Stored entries
start
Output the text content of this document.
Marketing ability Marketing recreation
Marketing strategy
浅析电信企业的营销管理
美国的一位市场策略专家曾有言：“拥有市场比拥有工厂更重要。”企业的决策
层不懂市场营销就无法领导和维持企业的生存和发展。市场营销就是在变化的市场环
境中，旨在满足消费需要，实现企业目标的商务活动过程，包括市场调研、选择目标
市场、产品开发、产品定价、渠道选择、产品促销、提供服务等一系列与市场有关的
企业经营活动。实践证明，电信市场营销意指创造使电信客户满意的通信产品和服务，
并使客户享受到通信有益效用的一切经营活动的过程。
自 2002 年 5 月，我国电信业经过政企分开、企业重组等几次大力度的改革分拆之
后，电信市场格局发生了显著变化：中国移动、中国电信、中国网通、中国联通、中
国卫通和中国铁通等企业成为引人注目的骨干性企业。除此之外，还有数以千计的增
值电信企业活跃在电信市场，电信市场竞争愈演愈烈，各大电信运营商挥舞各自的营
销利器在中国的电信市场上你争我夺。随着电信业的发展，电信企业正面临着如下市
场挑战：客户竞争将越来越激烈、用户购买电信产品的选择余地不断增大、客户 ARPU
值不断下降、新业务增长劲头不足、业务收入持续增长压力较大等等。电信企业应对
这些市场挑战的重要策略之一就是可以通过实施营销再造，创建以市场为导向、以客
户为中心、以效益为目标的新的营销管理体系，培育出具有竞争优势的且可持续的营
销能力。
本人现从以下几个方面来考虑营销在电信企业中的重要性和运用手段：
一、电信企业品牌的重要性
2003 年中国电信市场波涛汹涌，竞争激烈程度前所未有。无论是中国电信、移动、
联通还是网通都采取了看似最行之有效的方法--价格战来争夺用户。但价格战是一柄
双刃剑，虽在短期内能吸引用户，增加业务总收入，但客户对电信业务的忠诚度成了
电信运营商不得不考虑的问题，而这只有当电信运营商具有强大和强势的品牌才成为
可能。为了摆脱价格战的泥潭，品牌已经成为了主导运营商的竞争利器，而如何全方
end
Reproduce the full listing word for word.

Output the text content of this document.
Marketing ability Marketing recreation
Marketing strategy
浅析电信企业的营销管理
美国的一位市场策略专家曾有言：“拥有市场比拥有工厂更重要。”企业的决策
层不懂市场营销就无法领导和维持企业的生存和发展。市场营销就是在变化的市场环
境中，旨在满足消费需要，实现企业目标的商务活动过程，包括市场调研、选择目标
市场、产品开发、产品定价、渠道选择、产品促销、提供服务等一系列与市场有关的
企业经营活动。实践证明，电信市场营销意指创造使电信客户满意的通信产品和服务，
并使客户享受到通信有益效用的一切经营活动的过程。
自 2002 年 5 月，我国电信业经过政企分开、企业重组等几次大力度的改革分拆之
后，电信市场格局发生了显著变化：中国移动、中国电信、中国网通、中国联通、中
国卫通和中国铁通等企业成为引人注目的骨干性企业。除此之外，还有数以千计的增
值电信企业活跃在电信市场，电信市场竞争愈演愈烈，各大电信运营商挥舞各自的营
销利器在中国的电信市场上你争我夺。随着电信业的发展，电信企业正面临着如下市
场挑战：客户竞争将越来越激烈、用户购买电信产品的选择余地不断增大、客户 ARPU
值不断下降、新业务增长劲头不足、业务收入持续增长压力较大等等。电信企业应对
这些市场挑战的重要策略之一就是可以通过实施营销再造，创建以市场为导向、以客
户为中心、以效益为目标的新的营销管理体系，培育出具有竞争优势的且可持续的营
销能力。
本人现从以下几个方面来考虑营销在电信企业中的重要性和运用手段：
一、电信企业品牌的重要性
2003 年中国电信市场波涛汹涌，竞争激烈程度前所未有。无论是中国电信、移动、
联通还是网通都采取了看似最行之有效的方法--价格战来争夺用户。但价格战是一柄
双刃剑，虽在短期内能吸引用户，增加业务总收入，但客户对电信业务的忠诚度成了
电信运营商不得不考虑的问题，而这只有当电信运营商具有强大和强势的品牌才成为
可能。为了摆脱价格战的泥潭，品牌已经成为了主导运营商的竞争利器，而如何全方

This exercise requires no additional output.